Figure data in JSON
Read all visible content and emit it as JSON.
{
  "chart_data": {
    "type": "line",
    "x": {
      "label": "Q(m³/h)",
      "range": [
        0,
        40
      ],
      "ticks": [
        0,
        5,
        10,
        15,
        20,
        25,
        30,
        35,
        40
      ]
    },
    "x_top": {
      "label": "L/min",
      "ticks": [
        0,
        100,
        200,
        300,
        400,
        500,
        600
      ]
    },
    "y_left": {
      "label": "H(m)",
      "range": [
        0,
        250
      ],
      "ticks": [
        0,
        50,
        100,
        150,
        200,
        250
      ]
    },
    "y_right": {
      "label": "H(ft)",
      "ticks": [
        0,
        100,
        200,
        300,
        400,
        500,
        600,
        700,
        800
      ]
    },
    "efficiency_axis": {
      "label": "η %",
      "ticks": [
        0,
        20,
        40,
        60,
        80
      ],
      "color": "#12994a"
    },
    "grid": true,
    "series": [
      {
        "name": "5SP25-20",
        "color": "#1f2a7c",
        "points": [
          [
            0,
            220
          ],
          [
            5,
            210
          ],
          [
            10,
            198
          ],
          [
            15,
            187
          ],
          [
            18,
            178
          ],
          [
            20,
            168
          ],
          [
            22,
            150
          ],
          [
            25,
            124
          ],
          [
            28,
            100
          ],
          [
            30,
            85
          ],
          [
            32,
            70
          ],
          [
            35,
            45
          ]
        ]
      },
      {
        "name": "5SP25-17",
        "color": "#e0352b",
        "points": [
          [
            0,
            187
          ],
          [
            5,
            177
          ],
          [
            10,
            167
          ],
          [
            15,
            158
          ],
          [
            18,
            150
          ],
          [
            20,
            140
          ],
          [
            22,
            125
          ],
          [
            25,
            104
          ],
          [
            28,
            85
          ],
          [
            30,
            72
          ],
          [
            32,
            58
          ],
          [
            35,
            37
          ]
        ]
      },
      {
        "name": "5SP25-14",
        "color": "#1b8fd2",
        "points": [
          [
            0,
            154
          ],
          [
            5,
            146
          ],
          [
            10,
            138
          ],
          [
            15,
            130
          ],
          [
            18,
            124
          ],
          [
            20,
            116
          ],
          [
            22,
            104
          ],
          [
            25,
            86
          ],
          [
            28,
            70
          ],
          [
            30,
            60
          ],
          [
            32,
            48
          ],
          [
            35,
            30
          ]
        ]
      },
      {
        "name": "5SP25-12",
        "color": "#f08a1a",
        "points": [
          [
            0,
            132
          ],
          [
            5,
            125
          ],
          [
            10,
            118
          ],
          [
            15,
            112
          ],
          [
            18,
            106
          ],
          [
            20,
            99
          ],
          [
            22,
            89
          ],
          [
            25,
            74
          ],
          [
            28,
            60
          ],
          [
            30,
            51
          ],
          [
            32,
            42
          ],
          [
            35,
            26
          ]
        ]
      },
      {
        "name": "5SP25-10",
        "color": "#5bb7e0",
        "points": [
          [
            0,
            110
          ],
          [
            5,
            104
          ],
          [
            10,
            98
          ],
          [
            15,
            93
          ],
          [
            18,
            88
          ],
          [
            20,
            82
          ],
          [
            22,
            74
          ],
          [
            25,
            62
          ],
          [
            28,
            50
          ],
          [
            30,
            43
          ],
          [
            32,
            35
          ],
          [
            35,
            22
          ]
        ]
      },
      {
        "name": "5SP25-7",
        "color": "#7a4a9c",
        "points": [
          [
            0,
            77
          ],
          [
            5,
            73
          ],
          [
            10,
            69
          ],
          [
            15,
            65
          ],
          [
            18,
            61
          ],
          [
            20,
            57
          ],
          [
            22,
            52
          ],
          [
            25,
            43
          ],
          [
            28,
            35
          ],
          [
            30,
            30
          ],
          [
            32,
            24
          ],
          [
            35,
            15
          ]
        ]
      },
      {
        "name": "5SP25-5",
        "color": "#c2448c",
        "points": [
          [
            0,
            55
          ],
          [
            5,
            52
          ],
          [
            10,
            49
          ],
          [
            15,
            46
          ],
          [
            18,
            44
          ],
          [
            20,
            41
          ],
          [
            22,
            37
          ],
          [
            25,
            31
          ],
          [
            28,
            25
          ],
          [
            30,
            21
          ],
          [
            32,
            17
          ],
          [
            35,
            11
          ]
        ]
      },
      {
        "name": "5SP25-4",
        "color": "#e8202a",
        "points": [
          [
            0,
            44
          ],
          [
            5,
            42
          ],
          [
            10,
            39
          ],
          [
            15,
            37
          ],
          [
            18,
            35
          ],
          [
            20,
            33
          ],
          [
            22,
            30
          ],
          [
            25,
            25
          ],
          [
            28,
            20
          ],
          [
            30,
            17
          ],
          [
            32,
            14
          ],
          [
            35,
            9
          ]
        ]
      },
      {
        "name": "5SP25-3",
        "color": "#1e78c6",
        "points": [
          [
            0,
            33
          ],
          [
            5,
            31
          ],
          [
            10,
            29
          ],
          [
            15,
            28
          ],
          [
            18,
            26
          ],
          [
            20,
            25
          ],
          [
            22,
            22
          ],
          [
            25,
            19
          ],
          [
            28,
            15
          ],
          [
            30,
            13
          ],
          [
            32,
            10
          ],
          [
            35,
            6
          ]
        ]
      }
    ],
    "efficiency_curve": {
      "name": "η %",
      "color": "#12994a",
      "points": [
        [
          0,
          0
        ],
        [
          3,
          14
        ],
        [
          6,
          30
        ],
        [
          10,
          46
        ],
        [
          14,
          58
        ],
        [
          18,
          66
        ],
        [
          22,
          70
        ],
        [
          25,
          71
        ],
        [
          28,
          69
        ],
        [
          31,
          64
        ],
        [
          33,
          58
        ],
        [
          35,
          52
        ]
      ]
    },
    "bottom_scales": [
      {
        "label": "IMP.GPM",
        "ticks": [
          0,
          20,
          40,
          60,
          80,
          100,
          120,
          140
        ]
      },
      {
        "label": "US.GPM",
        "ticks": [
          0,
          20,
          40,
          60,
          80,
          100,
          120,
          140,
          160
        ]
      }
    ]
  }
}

Requirements => Retype all the material above precisely, with no line left out.

Result =>
Read all visible content and emit it as JSON.
{
  "chart_data": {
    "type": "line",
    "x": {
      "label": "Q(m³/h)",
      "range": [
        0,
        40
      ],
      "ticks": [
        0,
        5,
        10,
        15,
        20,
        25,
        30,
        35,
        40
      ]
    },
    "x_top": {
      "label": "L/min",
      "ticks": [
        0,
        100,
        200,
        300,
        400,
        500,
        600
      ]
    },
    "y_left": {
      "label": "H(m)",
      "range": [
        0,
        250
      ],
      "ticks": [
        0,
        50,
        100,
        150,
        200,
        250
      ]
    },
    "y_right": {
      "label": "H(ft)",
      "ticks": [
        0,
        100,
        200,
        300,
        400,
        500,
        600,
        700,
        800
      ]
    },
    "efficiency_axis": {
      "label": "η %",
      "ticks": [
        0,
        20,
        40,
        60,
        80
      ],
      "color": "#12994a"
    },
    "grid": true,
    "series": [
      {
        "name": "5SP25-20",
        "color": "#1f2a7c",
        "points": [
          [
            0,
            220
          ],
          [
            5,
            210
          ],
          [
            10,
            198
          ],
          [
            15,
            187
          ],
          [
            18,
            178
          ],
          [
            20,
            168
          ],
          [
            22,
            150
          ],
          [
            25,
            124
          ],
          [
            28,
            100
          ],
          [
            30,
            85
          ],
          [
            32,
            70
          ],
          [
            35,
            45
          ]
        ]
      },
      {
        "name": "5SP25-17",
        "color": "#e0352b",
        "points": [
          [
            0,
            187
          ],
          [
            5,
            177
          ],
          [
            10,
            167
          ],
          [
            15,
            158
          ],
          [
            18,
            150
          ],
          [
            20,
            140
          ],
          [
            22,
            125
          ],
          [
            25,
            104
          ],
          [
            28,
            85
          ],
          [
            30,
            72
          ],
          [
            32,
            58
          ],
          [
            35,
            37
          ]
        ]
      },
      {
        "name": "5SP25-14",
        "color": "#1b8fd2",
        "points": [
          [
            0,
            154
          ],
          [
            5,
            146
          ],
          [
            10,
            138
          ],
          [
            15,
            130
          ],
          [
            18,
            124
          ],
          [
            20,
            116
          ],
          [
            22,
            104
          ],
          [
            25,
            86
          ],
          [
            28,
            70
          ],
          [
            30,
            60
          ],
          [
            32,
            48
          ],
          [
            35,
            30
          ]
        ]
      },
      {
        "name": "5SP25-12",
        "color": "#f08a1a",
        "points": [
          [
            0,
            132
          ],
          [
            5,
            125
          ],
          [
            10,
            118
          ],
          [
            15,
            112
          ],
          [
            18,
            106
          ],
          [
            20,
            99
          ],
          [
            22,
            89
          ],
          [
            25,
            74
          ],
          [
            28,
            60
          ],
          [
            30,
            51
          ],
          [
            32,
            42
          ],
          [
            35,
            26
          ]
        ]
      },
      {
        "name": "5SP25-10",
        "color": "#5bb7e0",
        "points": [
          [
            0,
            110
          ],
          [
            5,
            104
          ],
          [
            10,
            98
          ],
          [
            15,
            93
          ],
          [
            18,
            88
          ],
          [
            20,
            82
          ],
          [
            22,
            74
          ],
          [
            25,
            62
          ],
          [
            28,
            50
          ],
          [
            30,
            43
          ],
          [
            32,
            35
          ],
          [
            35,
            22
          ]
        ]
      },
      {
        "name": "5SP25-7",
        "color": "#7a4a9c",
        "points": [
          [
            0,
            77
          ],
          [
            5,
            73
          ],
          [
            10,
            69
          ],
          [
            15,
            65
          ],
          [
            18,
            61
          ],
          [
            20,
            57
          ],
          [
            22,
            52
          ],
          [
            25,
            43
          ],
          [
            28,
            35
          ],
          [
            30,
            30
          ],
          [
            32,
            24
          ],
          [
            35,
            15
          ]
        ]
      },
      {
        "name": "5SP25-5",
        "color": "#c2448c",
        "points": [
          [
            0,
            55
          ],
          [
            5,
            52
          ],
          [
            10,
            49
          ],
          [
            15,
            46
          ],
          [
            18,
            44
          ],
          [
            20,
            41
          ],
          [
            22,
            37
          ],
          [
            25,
            31
          ],
          [
            28,
            25
          ],
          [
            30,
            21
          ],
          [
            32,
            17
          ],
          [
            35,
            11
          ]
        ]
      },
      {
        "name": "5SP25-4",
        "color": "#e8202a",
        "points": [
          [
            0,
            44
          ],
          [
            5,
            42
          ],
          [
            10,
            39
          ],
          [
            15,
            37
          ],
          [
            18,
            35
          ],
          [
            20,
            33
          ],
          [
            22,
            30
          ],
          [
            25,
            25
          ],
          [
            28,
            20
          ],
          [
            30,
            17
          ],
          [
            32,
            14
          ],
          [
            35,
            9
          ]
        ]
      },
      {
        "name": "5SP25-3",
        "color": "#1e78c6",
        "points": [
          [
            0,
            33
          ],
          [
            5,
            31
          ],
          [
            10,
            29
          ],
          [
            15,
            28
          ],
          [
            18,
            26
          ],
          [
            20,
            25
          ],
          [
            22,
            22
          ],
          [
            25,
            19
          ],
          [
            28,
            15
          ],
          [
            30,
            13
          ],
          [
            32,
            10
          ],
          [
            35,
            6
          ]
        ]
      }
    ],
    "efficiency_curve": {
      "name": "η %",
      "color": "#12994a",
      "points": [
        [
          0,
          0
        ],
        [
          3,
          14
        ],
        [
          6,
          30
        ],
        [
          10,
          46
        ],
        [
          14,
          58
        ],
        [
          18,
          66
        ],
        [
          22,
          70
        ],
        [
          25,
          71
        ],
        [
          28,
          69
        ],
        [
          31,
          64
        ],
        [
          33,
          58
        ],
        [
          35,
          52
        ]
      ]
    },
    "bottom_scales": [
      {
        "label": "IMP.GPM",
        "ticks": [
          0,
          20,
          40,
          60,
          80,
          100,
          120,
          140
        ]
      },
      {
        "label": "US.GPM",
        "ticks": [
          0,
          20,
          40,
          60,
          80,
          100,
          120,
          140,
          160
        ]
      }
    ]
  }
}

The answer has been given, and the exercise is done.